REQUEST:
Identify each line in the records below that contains the word "Versuch", and copy it.

BEGIN EXCERPTED RECORDS

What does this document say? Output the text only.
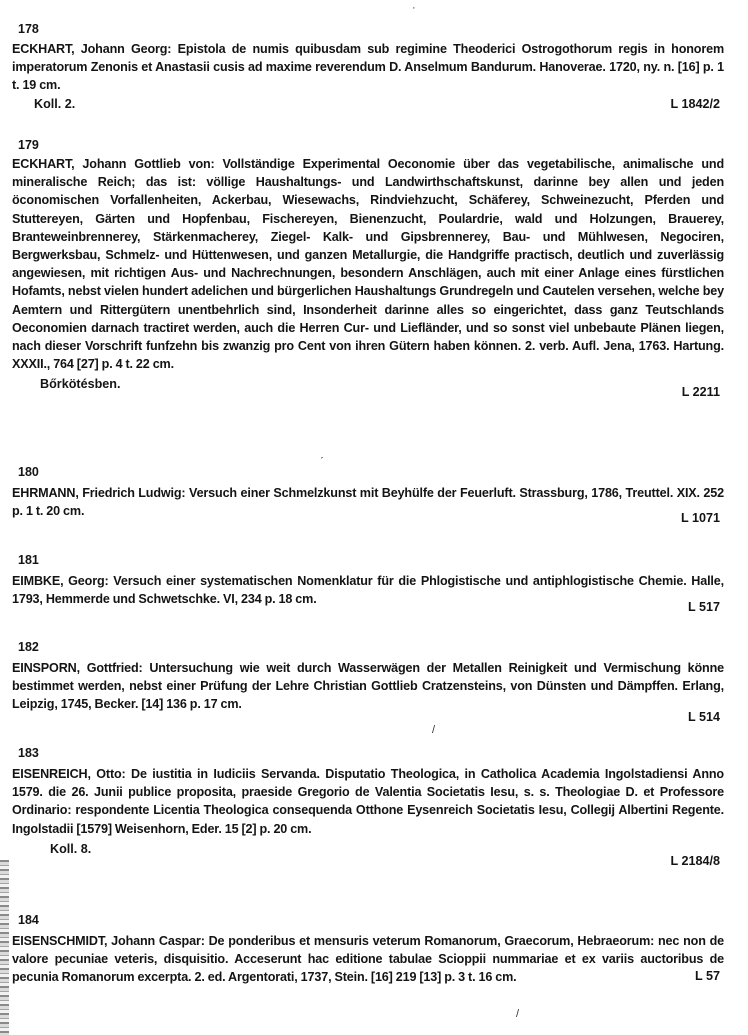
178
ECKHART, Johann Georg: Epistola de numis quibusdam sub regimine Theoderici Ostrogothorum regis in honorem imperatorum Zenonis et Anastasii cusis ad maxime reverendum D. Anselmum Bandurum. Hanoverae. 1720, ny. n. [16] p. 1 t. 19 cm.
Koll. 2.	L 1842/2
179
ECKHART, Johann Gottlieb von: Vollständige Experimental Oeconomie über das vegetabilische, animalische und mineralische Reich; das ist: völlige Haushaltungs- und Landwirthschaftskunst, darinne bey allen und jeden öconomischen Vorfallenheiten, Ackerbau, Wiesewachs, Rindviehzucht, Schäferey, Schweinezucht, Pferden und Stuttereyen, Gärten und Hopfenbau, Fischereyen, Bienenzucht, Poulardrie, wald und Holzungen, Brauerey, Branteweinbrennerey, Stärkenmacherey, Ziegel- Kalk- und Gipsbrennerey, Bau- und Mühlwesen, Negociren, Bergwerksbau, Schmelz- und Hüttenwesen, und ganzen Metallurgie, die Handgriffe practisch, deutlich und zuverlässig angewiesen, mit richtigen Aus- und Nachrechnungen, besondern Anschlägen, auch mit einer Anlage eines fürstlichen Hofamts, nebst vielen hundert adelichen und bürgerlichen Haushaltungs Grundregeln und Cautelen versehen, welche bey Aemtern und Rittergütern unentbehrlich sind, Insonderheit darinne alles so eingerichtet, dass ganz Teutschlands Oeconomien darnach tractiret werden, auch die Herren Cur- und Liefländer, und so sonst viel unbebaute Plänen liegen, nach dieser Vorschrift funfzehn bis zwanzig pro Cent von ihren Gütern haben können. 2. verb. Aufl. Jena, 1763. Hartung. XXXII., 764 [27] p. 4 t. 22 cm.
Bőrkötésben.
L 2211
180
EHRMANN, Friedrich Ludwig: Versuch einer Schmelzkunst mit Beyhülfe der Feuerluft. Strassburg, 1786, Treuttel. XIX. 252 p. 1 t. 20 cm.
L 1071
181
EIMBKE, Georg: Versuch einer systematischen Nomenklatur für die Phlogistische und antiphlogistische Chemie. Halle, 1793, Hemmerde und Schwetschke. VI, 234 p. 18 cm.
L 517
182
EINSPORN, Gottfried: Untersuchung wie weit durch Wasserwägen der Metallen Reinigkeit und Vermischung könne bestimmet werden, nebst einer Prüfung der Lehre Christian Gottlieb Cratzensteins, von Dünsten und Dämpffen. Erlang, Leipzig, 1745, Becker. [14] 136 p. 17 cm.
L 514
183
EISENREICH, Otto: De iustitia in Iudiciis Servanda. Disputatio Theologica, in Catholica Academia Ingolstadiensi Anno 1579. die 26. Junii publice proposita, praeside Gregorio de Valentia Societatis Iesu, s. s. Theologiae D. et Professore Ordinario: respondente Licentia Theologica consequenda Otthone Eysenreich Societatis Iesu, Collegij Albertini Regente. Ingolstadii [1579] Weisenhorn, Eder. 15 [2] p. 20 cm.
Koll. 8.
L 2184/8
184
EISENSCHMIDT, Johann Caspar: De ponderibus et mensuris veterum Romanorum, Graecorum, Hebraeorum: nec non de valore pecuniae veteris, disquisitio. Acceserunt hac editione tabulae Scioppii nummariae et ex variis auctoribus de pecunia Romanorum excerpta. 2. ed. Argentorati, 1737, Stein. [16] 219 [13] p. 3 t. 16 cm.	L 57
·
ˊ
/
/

END EXCERPTED RECORDS
BEGIN EXCERPTED RECORDS

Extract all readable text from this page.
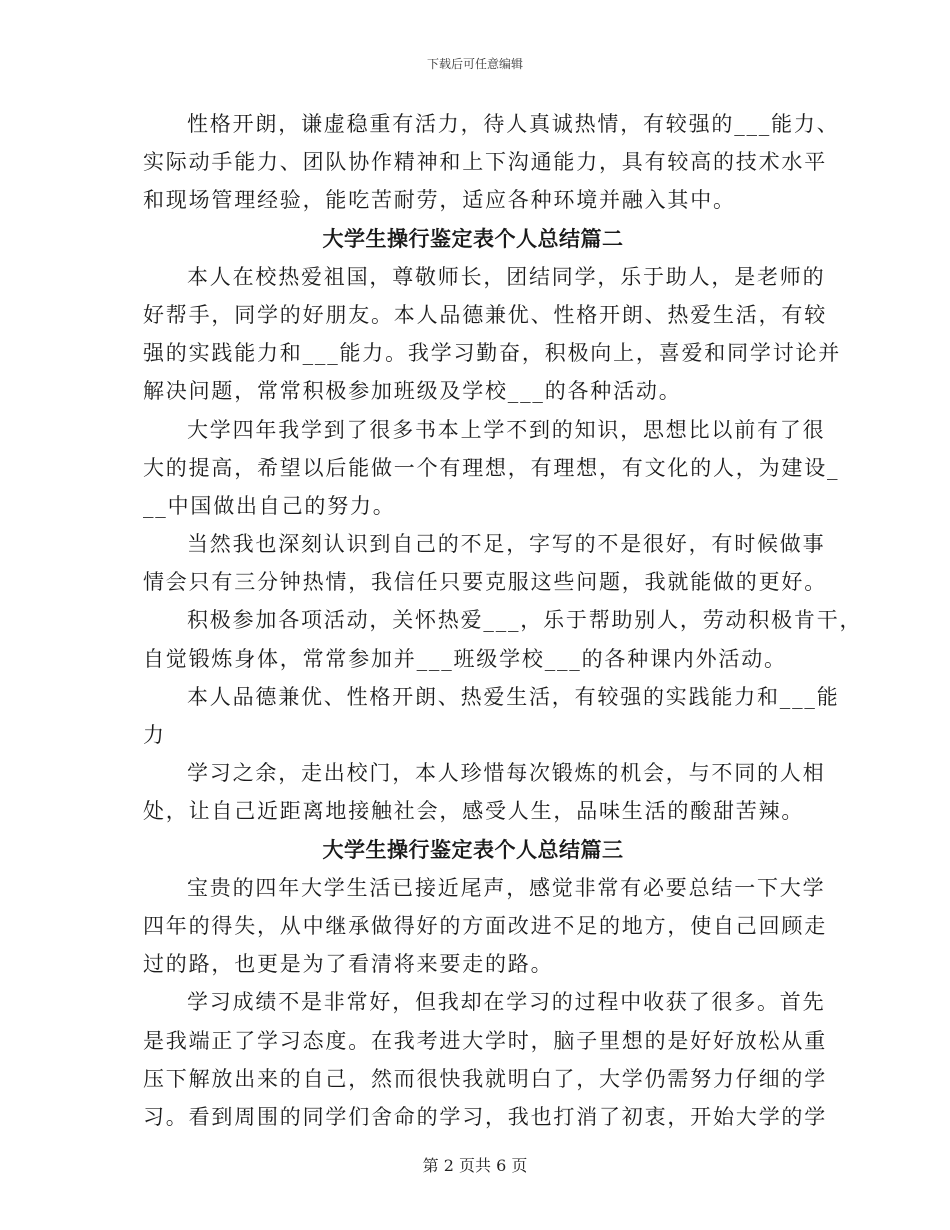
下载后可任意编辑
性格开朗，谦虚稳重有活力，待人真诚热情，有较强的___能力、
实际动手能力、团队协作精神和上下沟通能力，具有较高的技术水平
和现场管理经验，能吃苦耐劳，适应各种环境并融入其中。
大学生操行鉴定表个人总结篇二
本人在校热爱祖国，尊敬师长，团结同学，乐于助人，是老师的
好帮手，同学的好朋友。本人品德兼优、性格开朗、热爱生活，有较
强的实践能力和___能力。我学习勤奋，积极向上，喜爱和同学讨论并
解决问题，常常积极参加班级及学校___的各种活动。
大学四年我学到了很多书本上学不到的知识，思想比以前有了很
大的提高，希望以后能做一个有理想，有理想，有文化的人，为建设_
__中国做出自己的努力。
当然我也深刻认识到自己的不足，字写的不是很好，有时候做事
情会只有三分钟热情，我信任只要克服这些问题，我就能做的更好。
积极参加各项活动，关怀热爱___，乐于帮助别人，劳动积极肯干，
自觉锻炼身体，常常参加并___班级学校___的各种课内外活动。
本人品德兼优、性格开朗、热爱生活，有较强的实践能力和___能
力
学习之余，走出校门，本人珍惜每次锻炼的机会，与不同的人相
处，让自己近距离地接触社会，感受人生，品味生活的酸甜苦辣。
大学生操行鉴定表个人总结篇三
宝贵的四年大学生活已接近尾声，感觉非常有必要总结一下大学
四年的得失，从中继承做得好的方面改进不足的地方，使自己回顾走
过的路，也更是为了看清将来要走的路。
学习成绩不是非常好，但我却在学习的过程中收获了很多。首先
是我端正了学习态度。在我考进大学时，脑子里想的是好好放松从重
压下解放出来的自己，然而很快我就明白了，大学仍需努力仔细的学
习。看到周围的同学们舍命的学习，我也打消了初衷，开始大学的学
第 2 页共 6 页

END EXCERPTED RECORDS
BEGIN EXCERPTED RECORDS

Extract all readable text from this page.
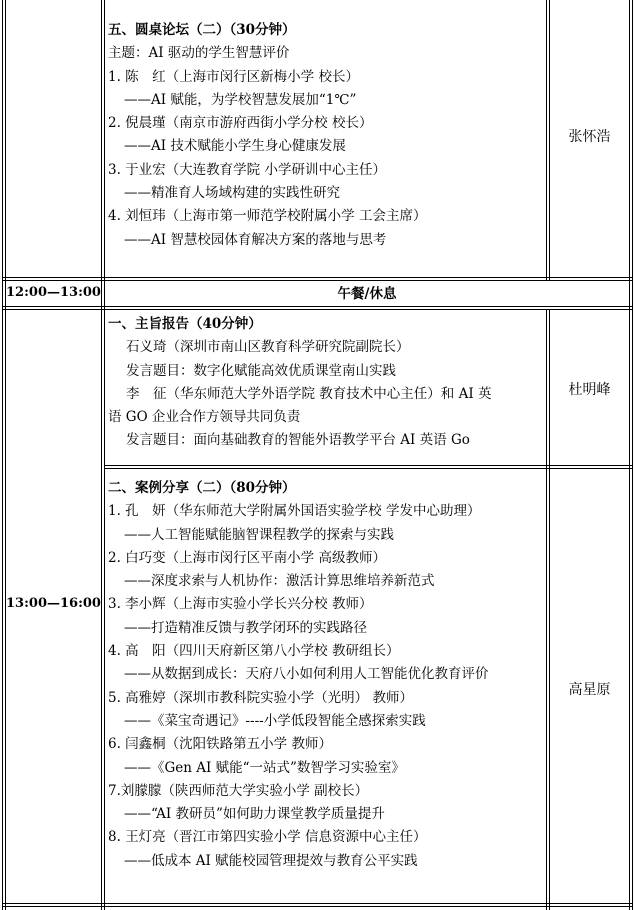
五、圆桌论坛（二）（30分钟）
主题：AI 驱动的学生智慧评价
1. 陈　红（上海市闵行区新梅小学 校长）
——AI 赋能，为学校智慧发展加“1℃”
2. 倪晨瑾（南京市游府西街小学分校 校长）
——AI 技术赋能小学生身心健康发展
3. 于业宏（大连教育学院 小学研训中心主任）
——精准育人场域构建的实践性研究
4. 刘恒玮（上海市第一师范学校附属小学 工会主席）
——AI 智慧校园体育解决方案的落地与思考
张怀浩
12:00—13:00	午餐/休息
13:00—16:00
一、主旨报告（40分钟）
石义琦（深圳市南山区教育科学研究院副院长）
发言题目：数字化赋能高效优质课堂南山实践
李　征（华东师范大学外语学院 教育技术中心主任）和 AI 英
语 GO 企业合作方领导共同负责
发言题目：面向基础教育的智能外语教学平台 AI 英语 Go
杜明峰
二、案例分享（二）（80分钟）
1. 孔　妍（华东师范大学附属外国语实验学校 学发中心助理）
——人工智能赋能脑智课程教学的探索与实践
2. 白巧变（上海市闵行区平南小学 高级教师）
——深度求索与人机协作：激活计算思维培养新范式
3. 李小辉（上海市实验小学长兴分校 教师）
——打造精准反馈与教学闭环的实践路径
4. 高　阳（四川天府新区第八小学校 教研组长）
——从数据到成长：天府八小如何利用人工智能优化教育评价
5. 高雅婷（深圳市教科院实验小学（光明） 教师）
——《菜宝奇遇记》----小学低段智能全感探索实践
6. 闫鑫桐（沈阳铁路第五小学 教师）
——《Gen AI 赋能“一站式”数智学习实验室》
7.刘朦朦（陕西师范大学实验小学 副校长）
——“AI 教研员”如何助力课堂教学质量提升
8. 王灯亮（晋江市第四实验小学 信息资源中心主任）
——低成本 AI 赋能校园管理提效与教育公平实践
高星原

END EXCERPTED RECORDS

WRITTEN RESPONSE:
EHRMANN, Friedrich Ludwig: Versuch einer Schmelzkunst mit Beyhülfe der Feuerluft. Strassburg, 1786, Treuttel. XIX. 252 p. 1 t. 20 cm.
EIMBKE, Georg: Versuch einer systematischen Nomenklatur für die Phlogistische und antiphlogistische Chemie. Halle, 1793, Hemmerde und Schwetschke. VI, 234 p. 18 cm.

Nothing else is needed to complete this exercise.